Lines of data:
+++

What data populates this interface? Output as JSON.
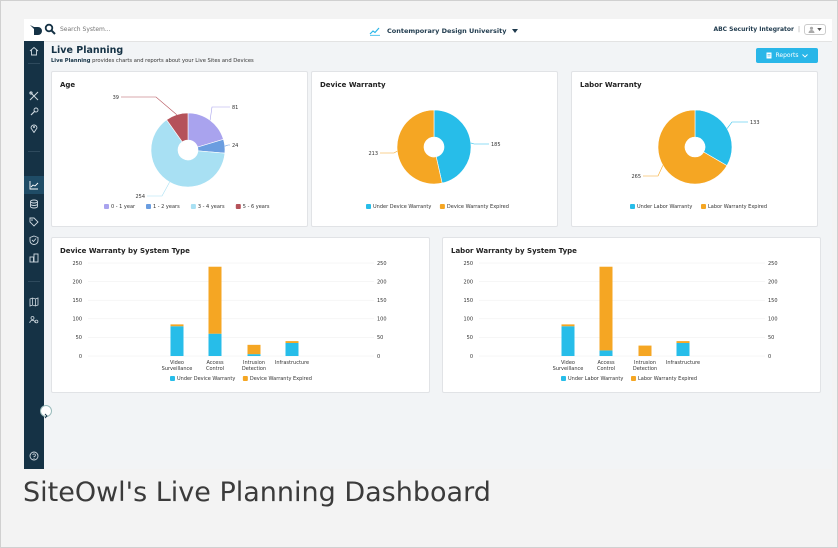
{
  "topbar": {
    "search_placeholder": "Search System...",
    "project_name": "Contemporary Design University",
    "account_name": "ABC Security Integrator",
    "separator": "|"
  },
  "header": {
    "title": "Live Planning",
    "subtitle_bold": "Live Planning",
    "subtitle_rest": " provides charts and reports about your Live Sites and Devices",
    "reports_button": "Reports"
  },
  "sidebar": {
    "icons": [
      "home-icon",
      "tools-icon",
      "wrench-icon",
      "location-pin-icon",
      "chart-icon",
      "database-icon",
      "tag-icon",
      "shield-check-icon",
      "buildings-icon",
      "map-icon",
      "users-cog-icon",
      "help-icon"
    ],
    "active": "chart-icon"
  },
  "colors": {
    "cyan": "#27bde9",
    "orange": "#f5a623",
    "lavender": "#a9a3ee",
    "blue": "#6a9de0",
    "light_blue": "#a8e0f3",
    "maroon": "#b5525a",
    "sidebar": "#153245",
    "accent": "#29b6e8"
  },
  "cards": {
    "age": {
      "title": "Age"
    },
    "device_warranty": {
      "title": "Device Warranty"
    },
    "labor_warranty": {
      "title": "Labor Warranty"
    },
    "device_by_type": {
      "title": "Device Warranty by System Type"
    },
    "labor_by_type": {
      "title": "Labor Warranty by System Type"
    }
  },
  "footer": {
    "caption": "SiteOwl's Live Planning Dashboard"
  },
  "chart_data": [
    {
      "id": "age",
      "type": "pie",
      "title": "Age",
      "categories": [
        "0 - 1 year",
        "1 - 2 years",
        "3 - 4 years",
        "5 - 6 years"
      ],
      "values": [
        81,
        24,
        254,
        39
      ],
      "colors": [
        "#a9a3ee",
        "#6a9de0",
        "#a8e0f3",
        "#b5525a"
      ]
    },
    {
      "id": "device_warranty",
      "type": "pie",
      "title": "Device Warranty",
      "categories": [
        "Under Device Warranty",
        "Device Warranty Expired"
      ],
      "values": [
        185,
        213
      ],
      "colors": [
        "#27bde9",
        "#f5a623"
      ]
    },
    {
      "id": "labor_warranty",
      "type": "pie",
      "title": "Labor Warranty",
      "categories": [
        "Under Labor Warranty",
        "Labor Warranty Expired"
      ],
      "values": [
        133,
        265
      ],
      "colors": [
        "#27bde9",
        "#f5a623"
      ]
    },
    {
      "id": "device_by_type",
      "type": "bar",
      "title": "Device Warranty by System Type",
      "categories": [
        [
          "Video",
          "Surveillance"
        ],
        [
          "Access",
          "Control"
        ],
        [
          "Intrusion",
          "Detection"
        ],
        [
          "Infrastructure"
        ]
      ],
      "series": [
        {
          "name": "Under Device Warranty",
          "values": [
            80,
            60,
            5,
            35
          ],
          "color": "#27bde9"
        },
        {
          "name": "Device Warranty Expired",
          "values": [
            5,
            180,
            25,
            5
          ],
          "color": "#f5a623"
        }
      ],
      "ylim": [
        0,
        250
      ],
      "yticks": [
        0,
        50,
        100,
        150,
        200,
        250
      ]
    },
    {
      "id": "labor_by_type",
      "type": "bar",
      "title": "Labor Warranty by System Type",
      "categories": [
        [
          "Video",
          "Surveillance"
        ],
        [
          "Access",
          "Control"
        ],
        [
          "Intrusion",
          "Detection"
        ],
        [
          "Infrastructure"
        ]
      ],
      "series": [
        {
          "name": "Under Labor Warranty",
          "values": [
            80,
            15,
            0,
            35
          ],
          "color": "#27bde9"
        },
        {
          "name": "Labor Warranty Expired",
          "values": [
            5,
            225,
            28,
            5
          ],
          "color": "#f5a623"
        }
      ],
      "ylim": [
        0,
        250
      ],
      "yticks": [
        0,
        50,
        100,
        150,
        200,
        250
      ]
    }
  ]
}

+++

What the task asks: Scan the records above for the string "System", then select every line that holds it.

Reply to the exercise:
    "search_placeholder": "Search System...",
      "title": "Device Warranty by System Type"
      "title": "Labor Warranty by System Type"
      "title": "Device Warranty by System Type",
      "title": "Labor Warranty by System Type",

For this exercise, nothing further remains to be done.